### [WORK TO BE COMPLETED]
Take every line where the string "screenshot" appears and copy it.

### [DATA TO PROCESS]

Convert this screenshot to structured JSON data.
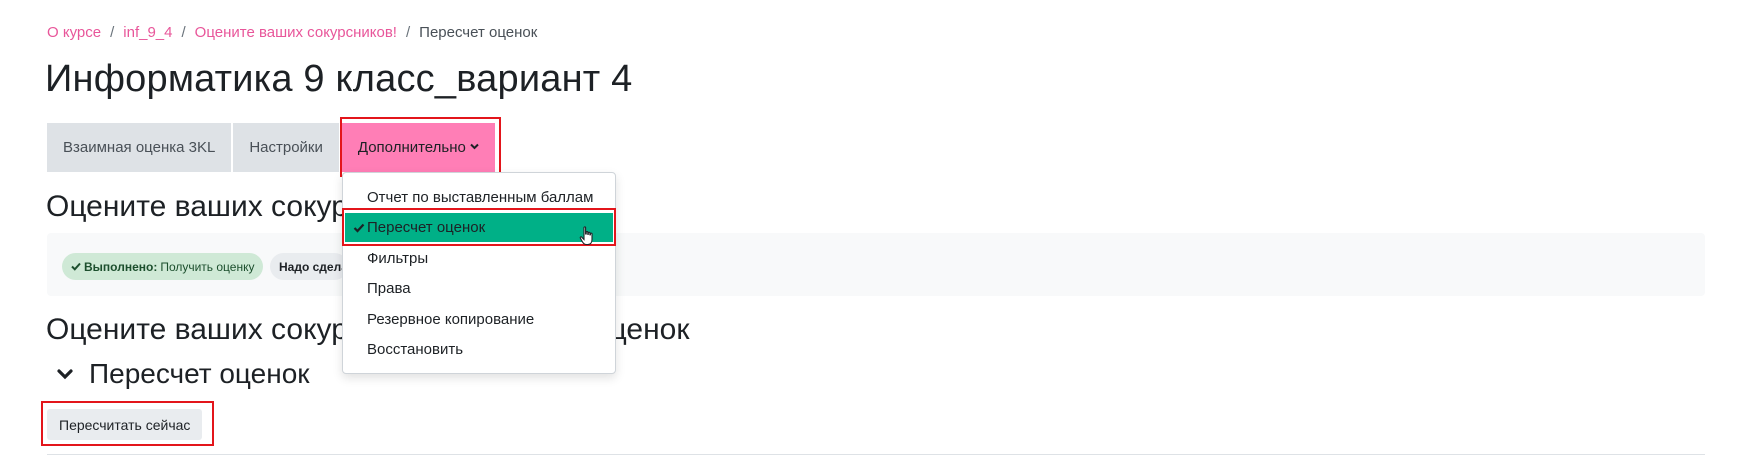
---
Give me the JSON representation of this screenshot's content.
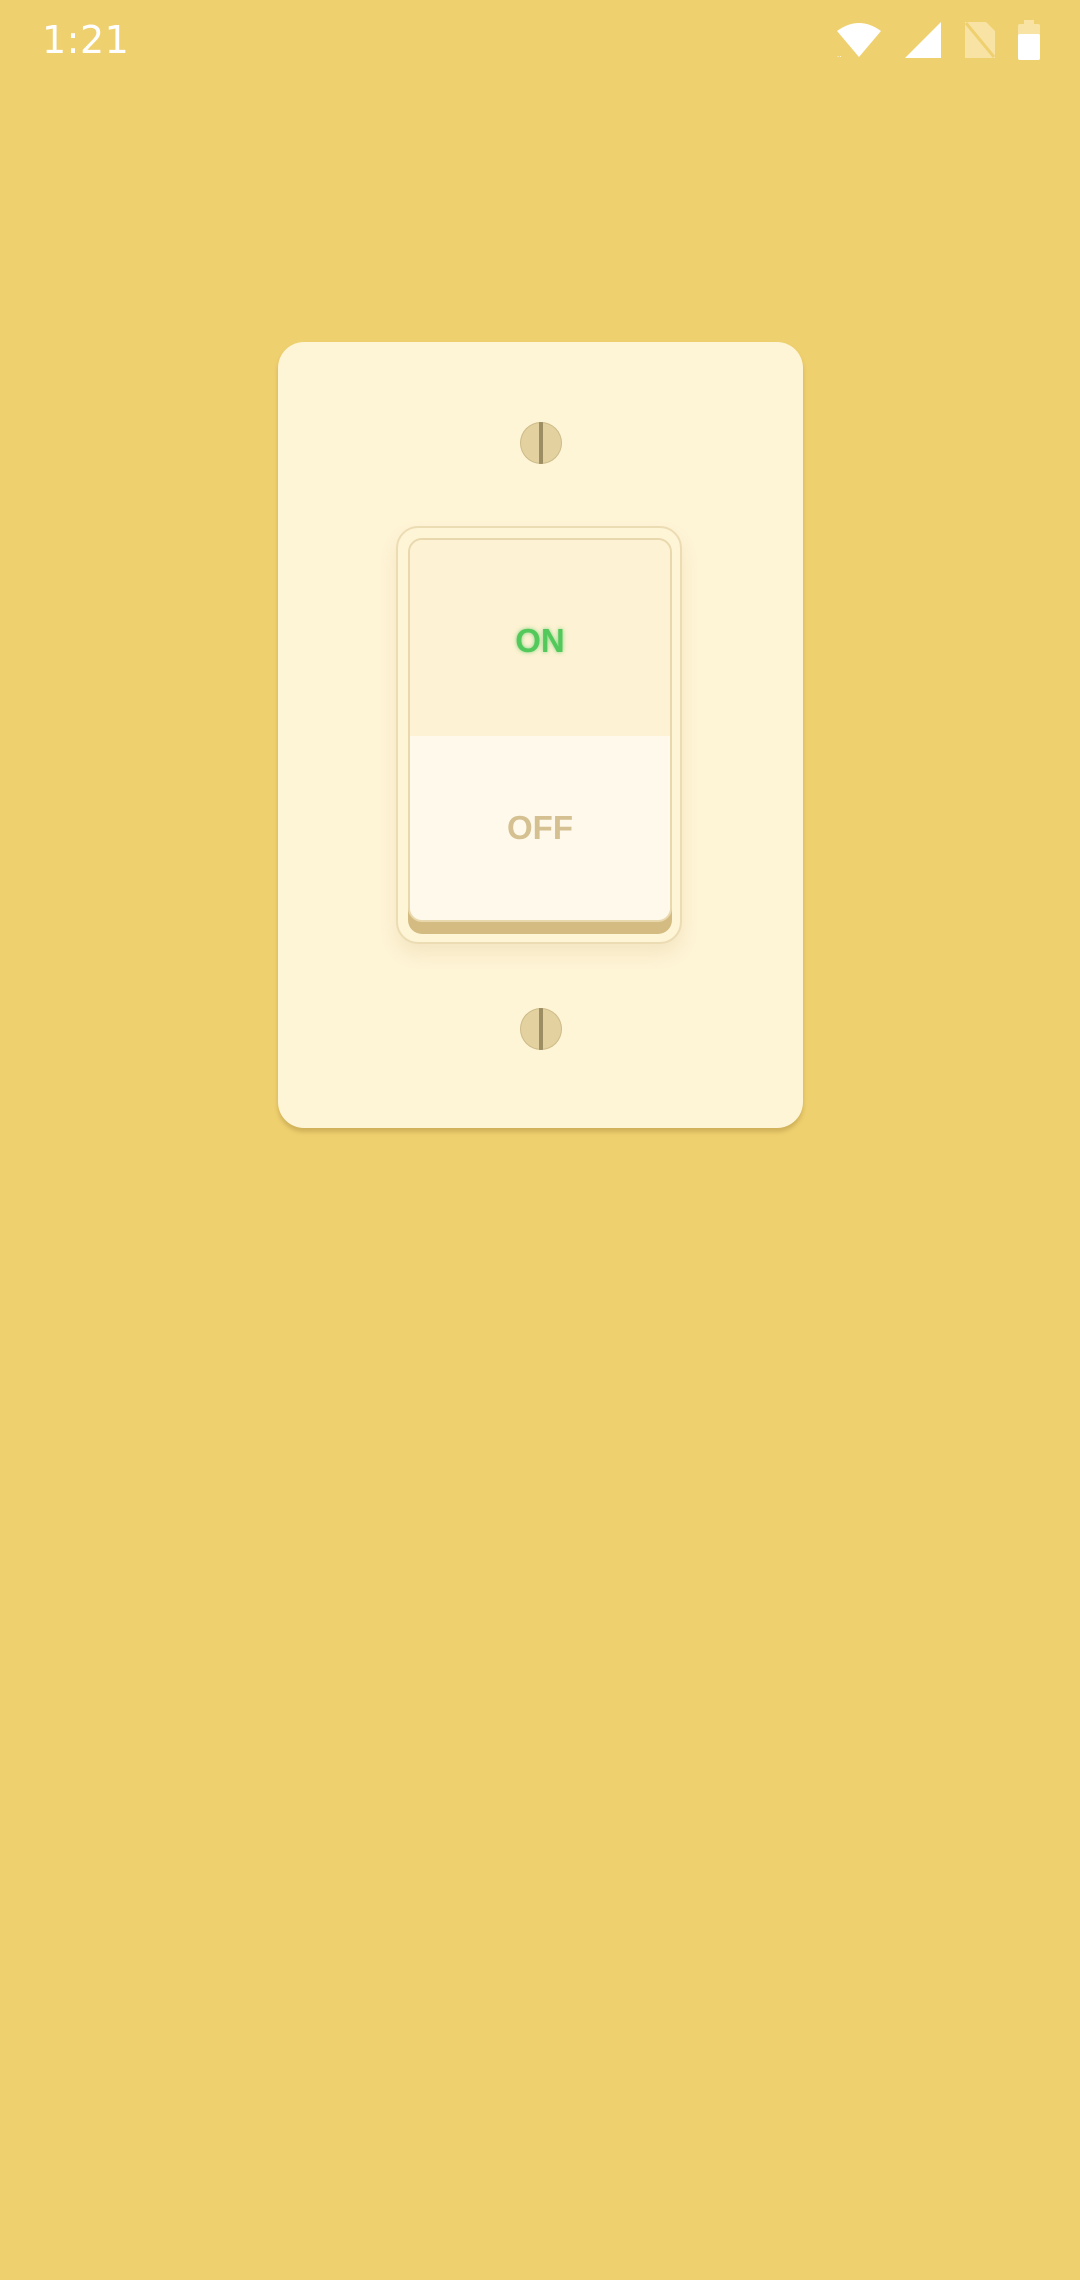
---
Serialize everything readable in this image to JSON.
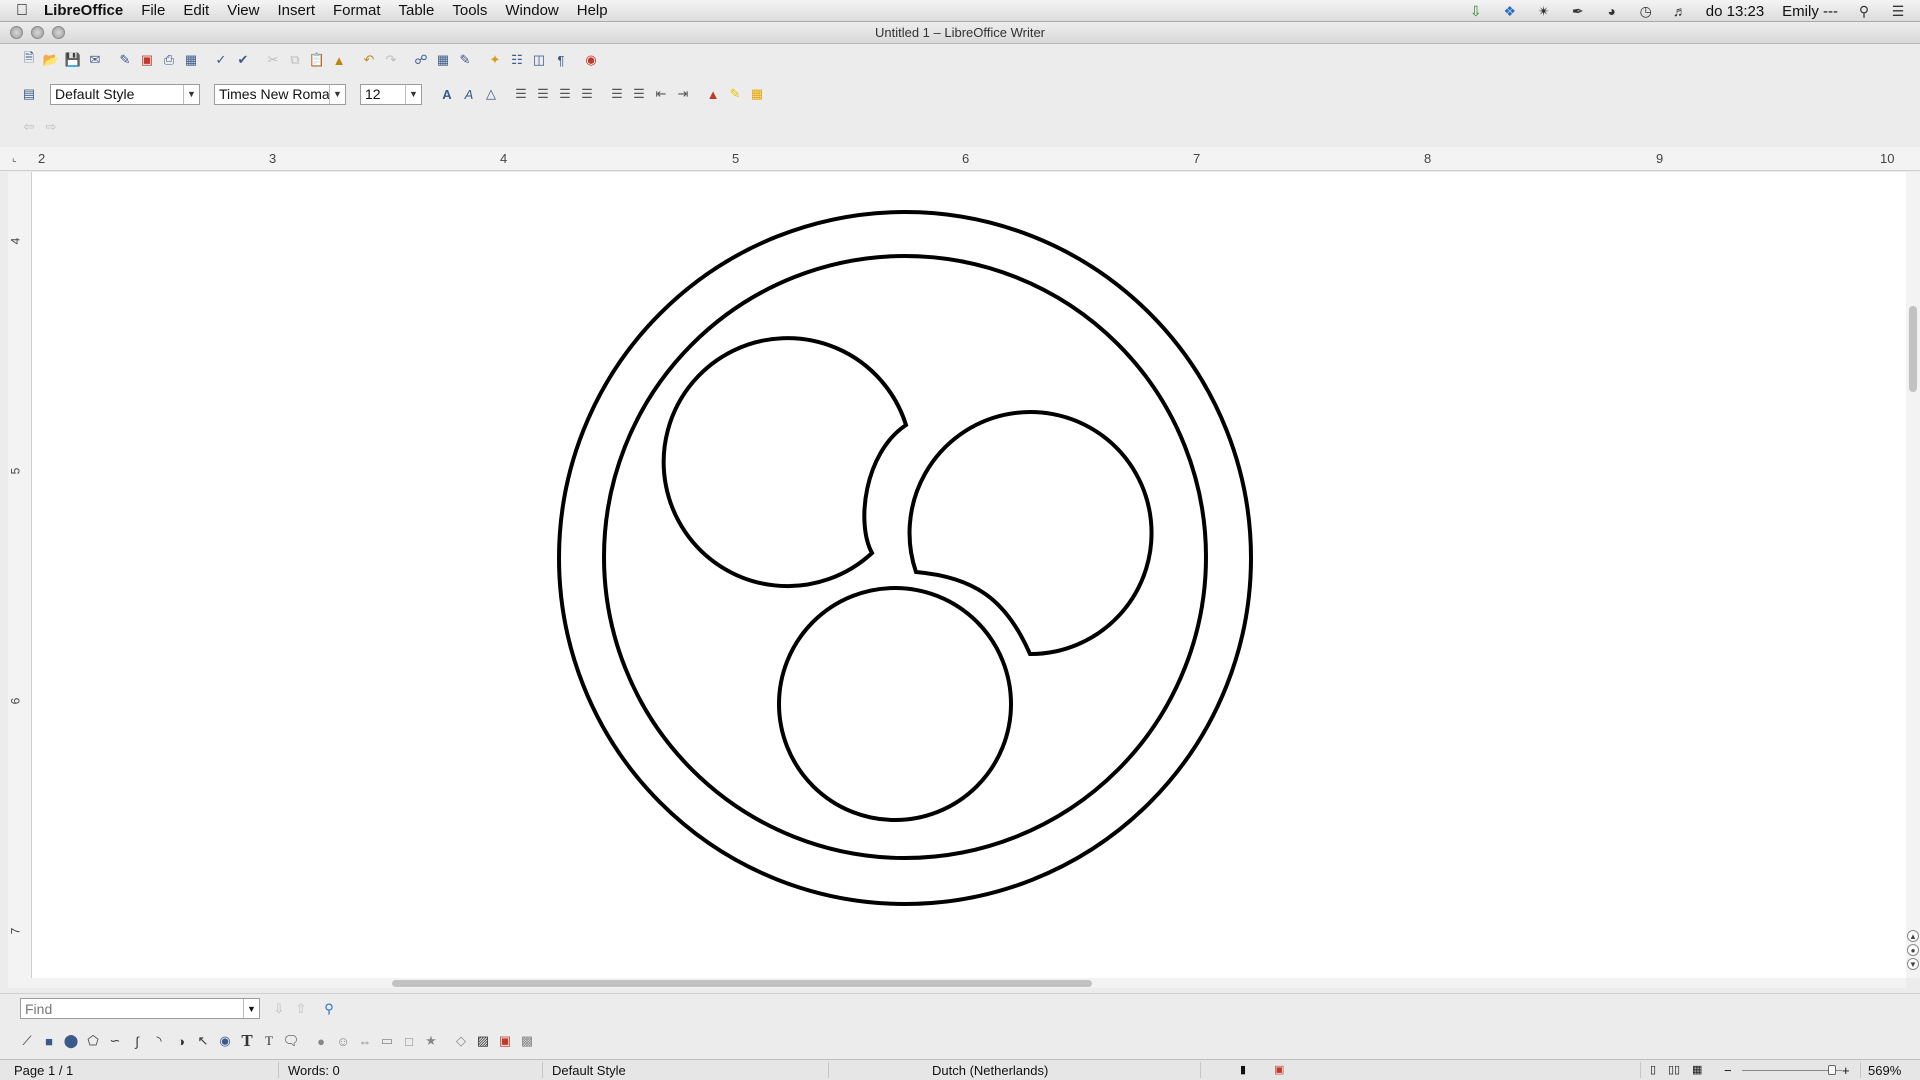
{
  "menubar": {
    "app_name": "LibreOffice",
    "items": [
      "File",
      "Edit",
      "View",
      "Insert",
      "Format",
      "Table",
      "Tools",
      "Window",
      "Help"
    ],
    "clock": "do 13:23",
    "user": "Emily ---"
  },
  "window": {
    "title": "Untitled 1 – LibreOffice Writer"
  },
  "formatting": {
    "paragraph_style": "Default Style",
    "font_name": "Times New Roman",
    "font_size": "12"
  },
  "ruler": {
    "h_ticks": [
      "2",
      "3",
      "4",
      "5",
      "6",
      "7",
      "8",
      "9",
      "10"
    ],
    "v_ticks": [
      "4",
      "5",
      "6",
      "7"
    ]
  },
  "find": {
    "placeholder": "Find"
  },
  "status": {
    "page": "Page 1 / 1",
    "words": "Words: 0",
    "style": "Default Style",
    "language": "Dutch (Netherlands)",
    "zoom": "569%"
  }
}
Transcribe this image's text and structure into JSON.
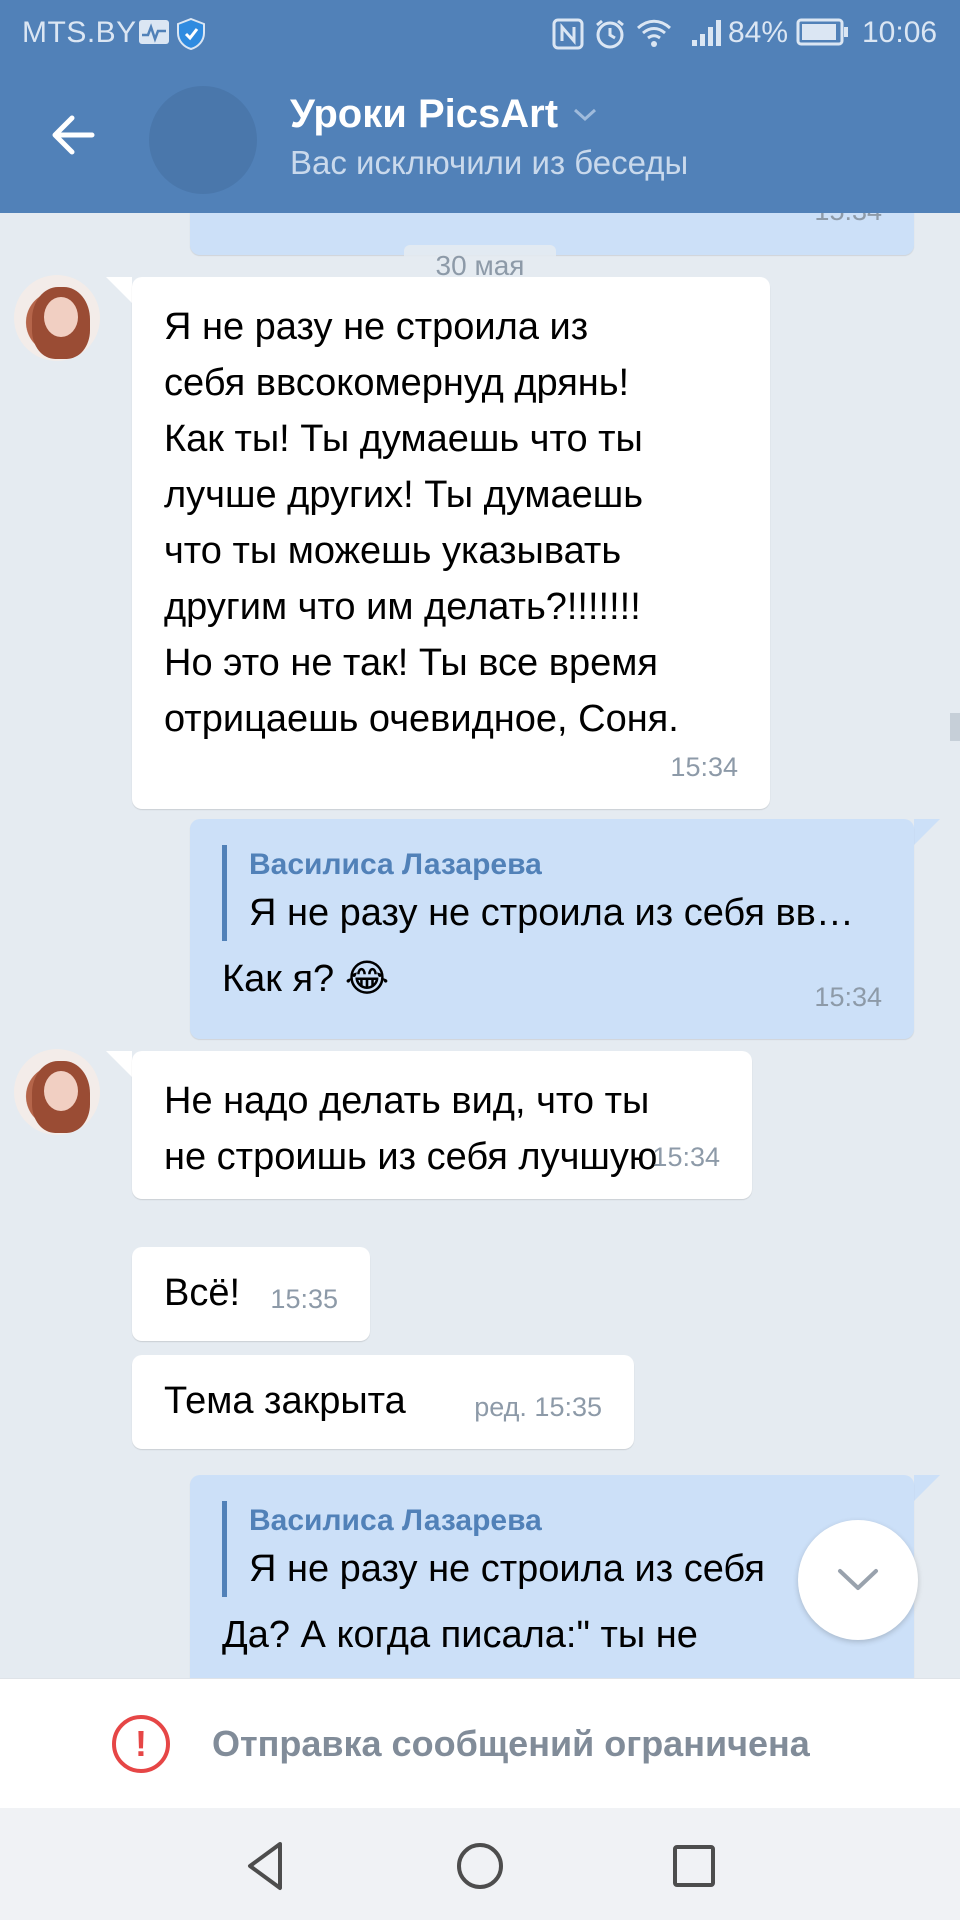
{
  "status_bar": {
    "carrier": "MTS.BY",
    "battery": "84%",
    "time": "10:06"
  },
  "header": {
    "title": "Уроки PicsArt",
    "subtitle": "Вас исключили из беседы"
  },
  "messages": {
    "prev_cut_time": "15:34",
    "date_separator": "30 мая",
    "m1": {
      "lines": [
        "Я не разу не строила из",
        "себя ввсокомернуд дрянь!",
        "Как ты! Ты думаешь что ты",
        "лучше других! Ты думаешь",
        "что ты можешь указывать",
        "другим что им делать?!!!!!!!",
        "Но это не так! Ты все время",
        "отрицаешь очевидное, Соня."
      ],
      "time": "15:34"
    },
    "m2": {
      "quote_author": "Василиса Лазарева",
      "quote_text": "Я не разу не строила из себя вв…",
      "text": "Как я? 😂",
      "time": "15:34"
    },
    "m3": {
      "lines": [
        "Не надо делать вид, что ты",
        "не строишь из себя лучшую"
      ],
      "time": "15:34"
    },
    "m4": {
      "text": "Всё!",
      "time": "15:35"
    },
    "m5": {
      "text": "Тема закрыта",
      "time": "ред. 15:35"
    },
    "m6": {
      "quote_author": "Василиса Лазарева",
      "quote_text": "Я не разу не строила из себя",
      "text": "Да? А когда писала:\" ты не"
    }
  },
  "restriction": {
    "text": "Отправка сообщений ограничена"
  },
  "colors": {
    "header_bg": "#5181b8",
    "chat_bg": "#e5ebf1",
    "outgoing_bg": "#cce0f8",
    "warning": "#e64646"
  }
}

### [THE OUTPUT]
Convert this screenshot to structured JSON data.
Give me the JSON representation of this screenshot's content.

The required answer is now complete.